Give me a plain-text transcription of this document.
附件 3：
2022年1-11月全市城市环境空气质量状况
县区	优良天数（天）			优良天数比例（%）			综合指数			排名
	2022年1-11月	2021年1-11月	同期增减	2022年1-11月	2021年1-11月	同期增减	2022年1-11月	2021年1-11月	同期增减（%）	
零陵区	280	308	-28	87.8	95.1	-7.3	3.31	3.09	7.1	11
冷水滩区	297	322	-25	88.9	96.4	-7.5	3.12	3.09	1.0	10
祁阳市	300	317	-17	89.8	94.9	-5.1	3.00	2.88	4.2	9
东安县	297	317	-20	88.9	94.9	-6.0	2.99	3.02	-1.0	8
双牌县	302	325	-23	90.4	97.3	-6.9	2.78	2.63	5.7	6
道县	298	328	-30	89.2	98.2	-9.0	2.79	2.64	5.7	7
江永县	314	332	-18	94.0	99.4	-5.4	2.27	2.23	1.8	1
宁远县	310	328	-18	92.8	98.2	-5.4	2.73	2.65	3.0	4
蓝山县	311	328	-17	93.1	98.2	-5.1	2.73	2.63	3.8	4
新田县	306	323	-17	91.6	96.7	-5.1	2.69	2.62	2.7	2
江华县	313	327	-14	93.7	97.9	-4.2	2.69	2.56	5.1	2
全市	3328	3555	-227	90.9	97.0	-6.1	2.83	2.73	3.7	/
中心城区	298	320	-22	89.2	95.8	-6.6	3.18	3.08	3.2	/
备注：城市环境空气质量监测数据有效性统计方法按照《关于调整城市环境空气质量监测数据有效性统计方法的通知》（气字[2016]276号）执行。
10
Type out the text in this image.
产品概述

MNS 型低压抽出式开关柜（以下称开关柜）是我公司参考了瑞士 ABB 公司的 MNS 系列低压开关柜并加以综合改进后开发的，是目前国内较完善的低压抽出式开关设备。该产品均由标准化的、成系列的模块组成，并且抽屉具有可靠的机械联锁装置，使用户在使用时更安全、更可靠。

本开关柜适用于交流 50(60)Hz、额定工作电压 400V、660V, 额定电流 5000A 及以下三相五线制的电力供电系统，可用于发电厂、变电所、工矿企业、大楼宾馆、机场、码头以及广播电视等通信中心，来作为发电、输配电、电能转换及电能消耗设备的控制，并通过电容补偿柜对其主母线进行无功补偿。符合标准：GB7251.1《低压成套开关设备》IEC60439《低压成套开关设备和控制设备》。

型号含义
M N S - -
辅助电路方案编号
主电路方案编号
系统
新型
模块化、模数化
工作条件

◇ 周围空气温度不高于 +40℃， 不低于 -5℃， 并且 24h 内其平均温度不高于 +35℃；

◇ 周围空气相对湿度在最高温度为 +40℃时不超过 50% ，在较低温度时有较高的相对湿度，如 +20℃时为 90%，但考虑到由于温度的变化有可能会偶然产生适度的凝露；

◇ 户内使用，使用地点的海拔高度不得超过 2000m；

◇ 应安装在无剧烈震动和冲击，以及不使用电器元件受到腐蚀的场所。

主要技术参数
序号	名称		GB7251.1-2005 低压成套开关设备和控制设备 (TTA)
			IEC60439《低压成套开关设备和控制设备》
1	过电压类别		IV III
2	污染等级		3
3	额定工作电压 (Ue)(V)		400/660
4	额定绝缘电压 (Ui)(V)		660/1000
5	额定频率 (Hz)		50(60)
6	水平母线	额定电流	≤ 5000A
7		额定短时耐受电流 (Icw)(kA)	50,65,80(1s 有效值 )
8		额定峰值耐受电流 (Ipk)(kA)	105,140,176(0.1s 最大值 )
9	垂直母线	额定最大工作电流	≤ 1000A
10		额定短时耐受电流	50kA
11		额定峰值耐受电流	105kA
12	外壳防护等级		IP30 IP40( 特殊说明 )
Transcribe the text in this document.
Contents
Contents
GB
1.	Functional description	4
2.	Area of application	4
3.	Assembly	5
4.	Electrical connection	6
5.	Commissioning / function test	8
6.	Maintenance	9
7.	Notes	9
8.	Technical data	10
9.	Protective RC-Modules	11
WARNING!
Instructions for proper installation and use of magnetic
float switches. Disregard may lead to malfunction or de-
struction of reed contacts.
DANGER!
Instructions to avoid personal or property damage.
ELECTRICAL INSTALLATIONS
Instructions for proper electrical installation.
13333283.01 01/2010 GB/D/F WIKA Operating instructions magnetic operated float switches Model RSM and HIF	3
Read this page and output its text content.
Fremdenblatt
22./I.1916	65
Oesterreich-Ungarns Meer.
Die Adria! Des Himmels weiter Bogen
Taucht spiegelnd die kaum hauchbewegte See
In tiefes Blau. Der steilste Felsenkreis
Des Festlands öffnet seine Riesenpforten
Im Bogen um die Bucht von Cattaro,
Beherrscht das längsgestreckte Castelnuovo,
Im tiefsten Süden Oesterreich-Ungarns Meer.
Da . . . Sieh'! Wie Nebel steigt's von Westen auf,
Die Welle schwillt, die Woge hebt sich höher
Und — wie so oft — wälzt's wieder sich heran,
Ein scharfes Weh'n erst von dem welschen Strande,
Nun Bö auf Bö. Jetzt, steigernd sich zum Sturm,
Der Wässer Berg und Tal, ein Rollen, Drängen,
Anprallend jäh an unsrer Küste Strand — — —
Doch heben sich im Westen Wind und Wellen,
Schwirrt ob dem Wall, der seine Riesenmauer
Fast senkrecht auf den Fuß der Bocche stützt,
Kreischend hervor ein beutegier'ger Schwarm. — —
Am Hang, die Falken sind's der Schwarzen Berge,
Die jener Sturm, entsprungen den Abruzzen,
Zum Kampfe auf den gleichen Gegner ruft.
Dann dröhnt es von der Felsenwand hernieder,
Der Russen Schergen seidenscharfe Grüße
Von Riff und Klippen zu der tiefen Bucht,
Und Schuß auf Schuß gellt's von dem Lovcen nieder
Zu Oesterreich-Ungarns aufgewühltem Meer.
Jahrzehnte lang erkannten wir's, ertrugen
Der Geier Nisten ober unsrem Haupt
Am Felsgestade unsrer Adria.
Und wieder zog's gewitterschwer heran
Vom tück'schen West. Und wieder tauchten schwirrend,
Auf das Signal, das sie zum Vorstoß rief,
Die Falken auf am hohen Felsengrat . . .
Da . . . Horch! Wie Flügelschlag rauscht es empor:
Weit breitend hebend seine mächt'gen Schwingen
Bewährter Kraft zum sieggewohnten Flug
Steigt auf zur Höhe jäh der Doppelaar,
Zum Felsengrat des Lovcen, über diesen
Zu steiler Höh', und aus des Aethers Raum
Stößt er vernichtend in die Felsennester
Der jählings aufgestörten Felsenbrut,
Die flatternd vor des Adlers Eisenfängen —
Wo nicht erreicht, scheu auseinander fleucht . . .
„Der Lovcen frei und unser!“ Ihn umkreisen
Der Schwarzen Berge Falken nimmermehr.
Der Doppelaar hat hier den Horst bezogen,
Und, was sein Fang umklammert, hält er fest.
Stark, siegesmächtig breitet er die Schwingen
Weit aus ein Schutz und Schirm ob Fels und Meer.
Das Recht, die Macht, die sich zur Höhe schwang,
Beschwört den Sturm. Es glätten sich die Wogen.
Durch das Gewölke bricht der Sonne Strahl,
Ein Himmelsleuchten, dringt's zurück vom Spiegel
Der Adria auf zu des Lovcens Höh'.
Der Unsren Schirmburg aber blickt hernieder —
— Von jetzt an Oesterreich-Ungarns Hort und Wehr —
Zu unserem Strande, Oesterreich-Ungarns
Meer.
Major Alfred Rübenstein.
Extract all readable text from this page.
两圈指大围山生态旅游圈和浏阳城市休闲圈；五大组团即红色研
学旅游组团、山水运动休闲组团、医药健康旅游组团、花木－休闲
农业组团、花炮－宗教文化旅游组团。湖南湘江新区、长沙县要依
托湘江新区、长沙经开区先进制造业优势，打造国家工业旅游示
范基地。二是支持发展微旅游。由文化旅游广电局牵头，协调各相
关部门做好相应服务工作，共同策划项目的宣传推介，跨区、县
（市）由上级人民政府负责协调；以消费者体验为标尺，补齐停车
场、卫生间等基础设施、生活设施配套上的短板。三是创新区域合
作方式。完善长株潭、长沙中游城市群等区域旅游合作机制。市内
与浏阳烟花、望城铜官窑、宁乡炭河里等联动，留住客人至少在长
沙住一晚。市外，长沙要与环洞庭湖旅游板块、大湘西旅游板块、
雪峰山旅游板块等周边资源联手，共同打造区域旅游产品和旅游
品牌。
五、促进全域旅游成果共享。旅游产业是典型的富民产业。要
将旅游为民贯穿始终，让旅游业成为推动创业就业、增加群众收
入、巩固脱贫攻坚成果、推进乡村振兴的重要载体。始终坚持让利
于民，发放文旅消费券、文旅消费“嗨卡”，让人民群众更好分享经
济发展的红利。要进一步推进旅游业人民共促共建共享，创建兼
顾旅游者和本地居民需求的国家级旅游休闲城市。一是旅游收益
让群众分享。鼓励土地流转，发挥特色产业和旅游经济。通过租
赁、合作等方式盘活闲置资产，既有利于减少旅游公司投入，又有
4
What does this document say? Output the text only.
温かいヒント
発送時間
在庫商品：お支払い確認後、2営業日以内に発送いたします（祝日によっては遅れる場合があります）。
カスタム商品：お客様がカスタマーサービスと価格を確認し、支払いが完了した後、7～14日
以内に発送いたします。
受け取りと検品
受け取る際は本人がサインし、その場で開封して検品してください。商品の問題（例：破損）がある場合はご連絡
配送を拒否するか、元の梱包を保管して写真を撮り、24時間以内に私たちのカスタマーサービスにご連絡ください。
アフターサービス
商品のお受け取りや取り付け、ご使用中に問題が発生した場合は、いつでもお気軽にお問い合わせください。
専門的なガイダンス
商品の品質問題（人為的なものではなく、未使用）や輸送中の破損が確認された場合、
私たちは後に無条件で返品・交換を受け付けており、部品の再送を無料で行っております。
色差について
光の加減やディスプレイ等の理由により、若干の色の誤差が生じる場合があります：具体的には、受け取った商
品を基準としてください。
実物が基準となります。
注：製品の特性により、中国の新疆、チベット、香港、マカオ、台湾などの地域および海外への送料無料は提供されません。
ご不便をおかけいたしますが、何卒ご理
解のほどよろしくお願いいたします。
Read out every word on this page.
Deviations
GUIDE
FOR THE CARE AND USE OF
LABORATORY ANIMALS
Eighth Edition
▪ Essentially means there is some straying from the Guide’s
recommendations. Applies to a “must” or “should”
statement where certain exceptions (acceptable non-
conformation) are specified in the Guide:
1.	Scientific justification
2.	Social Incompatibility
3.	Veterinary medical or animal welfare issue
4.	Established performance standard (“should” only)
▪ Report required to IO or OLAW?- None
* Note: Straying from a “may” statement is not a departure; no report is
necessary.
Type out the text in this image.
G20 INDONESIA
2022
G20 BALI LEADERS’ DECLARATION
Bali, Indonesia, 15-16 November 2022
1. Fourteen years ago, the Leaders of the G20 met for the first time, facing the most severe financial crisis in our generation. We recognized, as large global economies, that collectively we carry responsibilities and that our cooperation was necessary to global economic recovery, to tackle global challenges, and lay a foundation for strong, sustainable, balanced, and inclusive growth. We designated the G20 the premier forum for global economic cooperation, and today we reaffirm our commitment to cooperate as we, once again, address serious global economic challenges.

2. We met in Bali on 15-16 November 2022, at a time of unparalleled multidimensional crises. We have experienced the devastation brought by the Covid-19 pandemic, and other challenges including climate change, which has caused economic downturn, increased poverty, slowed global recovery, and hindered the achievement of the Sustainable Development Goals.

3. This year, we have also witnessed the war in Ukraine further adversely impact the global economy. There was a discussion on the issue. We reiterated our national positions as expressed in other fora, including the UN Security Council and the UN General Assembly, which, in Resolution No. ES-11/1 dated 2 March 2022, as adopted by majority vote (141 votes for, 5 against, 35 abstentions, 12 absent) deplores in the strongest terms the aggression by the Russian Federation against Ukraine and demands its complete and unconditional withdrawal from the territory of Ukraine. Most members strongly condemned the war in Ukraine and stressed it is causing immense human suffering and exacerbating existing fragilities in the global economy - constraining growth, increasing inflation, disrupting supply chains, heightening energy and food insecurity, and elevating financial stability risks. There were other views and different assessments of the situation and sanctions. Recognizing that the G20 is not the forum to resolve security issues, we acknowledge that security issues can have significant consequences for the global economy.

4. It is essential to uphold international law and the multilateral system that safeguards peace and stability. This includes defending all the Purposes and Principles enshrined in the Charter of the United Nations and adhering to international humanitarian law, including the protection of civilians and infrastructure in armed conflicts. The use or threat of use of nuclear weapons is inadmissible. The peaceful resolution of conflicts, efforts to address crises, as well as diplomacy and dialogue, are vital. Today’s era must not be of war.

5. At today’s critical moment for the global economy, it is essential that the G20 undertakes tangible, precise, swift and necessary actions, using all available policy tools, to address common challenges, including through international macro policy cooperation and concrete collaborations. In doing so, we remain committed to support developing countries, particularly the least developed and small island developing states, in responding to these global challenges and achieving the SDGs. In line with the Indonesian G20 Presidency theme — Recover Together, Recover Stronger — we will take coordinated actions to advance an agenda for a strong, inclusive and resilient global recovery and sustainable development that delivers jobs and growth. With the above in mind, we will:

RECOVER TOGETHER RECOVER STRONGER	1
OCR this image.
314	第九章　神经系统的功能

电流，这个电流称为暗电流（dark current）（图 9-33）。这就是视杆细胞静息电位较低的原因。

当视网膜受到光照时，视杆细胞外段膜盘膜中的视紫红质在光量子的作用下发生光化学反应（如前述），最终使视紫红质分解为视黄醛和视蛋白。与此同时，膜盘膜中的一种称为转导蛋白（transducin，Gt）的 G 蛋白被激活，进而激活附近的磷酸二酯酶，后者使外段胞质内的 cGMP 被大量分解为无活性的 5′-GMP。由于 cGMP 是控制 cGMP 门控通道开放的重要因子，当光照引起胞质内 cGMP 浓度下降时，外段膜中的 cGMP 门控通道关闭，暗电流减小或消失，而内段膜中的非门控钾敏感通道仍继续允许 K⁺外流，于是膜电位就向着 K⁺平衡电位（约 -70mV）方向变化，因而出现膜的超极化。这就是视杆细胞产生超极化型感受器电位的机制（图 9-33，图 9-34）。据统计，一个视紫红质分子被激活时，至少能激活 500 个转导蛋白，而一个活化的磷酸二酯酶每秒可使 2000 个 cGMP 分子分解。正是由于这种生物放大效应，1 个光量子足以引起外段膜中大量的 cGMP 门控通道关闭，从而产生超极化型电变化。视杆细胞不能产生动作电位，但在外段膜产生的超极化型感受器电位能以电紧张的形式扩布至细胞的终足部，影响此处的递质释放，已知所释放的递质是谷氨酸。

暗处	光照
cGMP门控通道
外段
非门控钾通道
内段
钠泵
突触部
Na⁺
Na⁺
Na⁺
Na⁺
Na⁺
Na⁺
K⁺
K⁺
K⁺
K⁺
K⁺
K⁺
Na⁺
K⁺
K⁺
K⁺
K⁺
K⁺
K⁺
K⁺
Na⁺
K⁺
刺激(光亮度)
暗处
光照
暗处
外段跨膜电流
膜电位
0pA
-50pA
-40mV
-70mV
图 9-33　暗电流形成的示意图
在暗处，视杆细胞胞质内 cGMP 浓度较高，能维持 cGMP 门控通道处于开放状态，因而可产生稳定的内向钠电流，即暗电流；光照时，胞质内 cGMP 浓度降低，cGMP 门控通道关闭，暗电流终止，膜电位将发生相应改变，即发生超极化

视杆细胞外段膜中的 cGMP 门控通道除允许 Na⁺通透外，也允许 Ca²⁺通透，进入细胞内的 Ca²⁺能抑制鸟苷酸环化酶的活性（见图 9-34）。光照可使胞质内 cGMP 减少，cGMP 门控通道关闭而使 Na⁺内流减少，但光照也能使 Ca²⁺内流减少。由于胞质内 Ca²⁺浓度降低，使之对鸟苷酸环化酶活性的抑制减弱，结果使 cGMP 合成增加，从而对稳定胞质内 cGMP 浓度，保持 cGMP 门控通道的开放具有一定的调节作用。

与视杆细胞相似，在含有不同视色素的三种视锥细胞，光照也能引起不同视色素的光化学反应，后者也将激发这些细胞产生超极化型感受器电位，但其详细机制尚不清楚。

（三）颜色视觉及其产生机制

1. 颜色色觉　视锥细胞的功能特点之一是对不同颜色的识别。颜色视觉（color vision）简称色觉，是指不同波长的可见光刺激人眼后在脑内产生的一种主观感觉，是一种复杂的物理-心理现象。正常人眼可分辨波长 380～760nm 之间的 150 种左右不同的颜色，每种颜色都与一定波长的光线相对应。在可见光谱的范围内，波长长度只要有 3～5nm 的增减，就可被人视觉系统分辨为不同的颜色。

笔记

INSTRUCTIONS FOR THE TASK: Find each line holding the string "Ungarns" and copy it out.

EXPECTED ANSWER:
Oesterreich-Ungarns Meer.
Im tiefsten Süden Oesterreich-Ungarns Meer.
Zu Oesterreich-Ungarns aufgewühltem Meer.
— Von jetzt an Oesterreich-Ungarns Hort und Wehr —
Zu unserem Strande, Oesterreich-Ungarns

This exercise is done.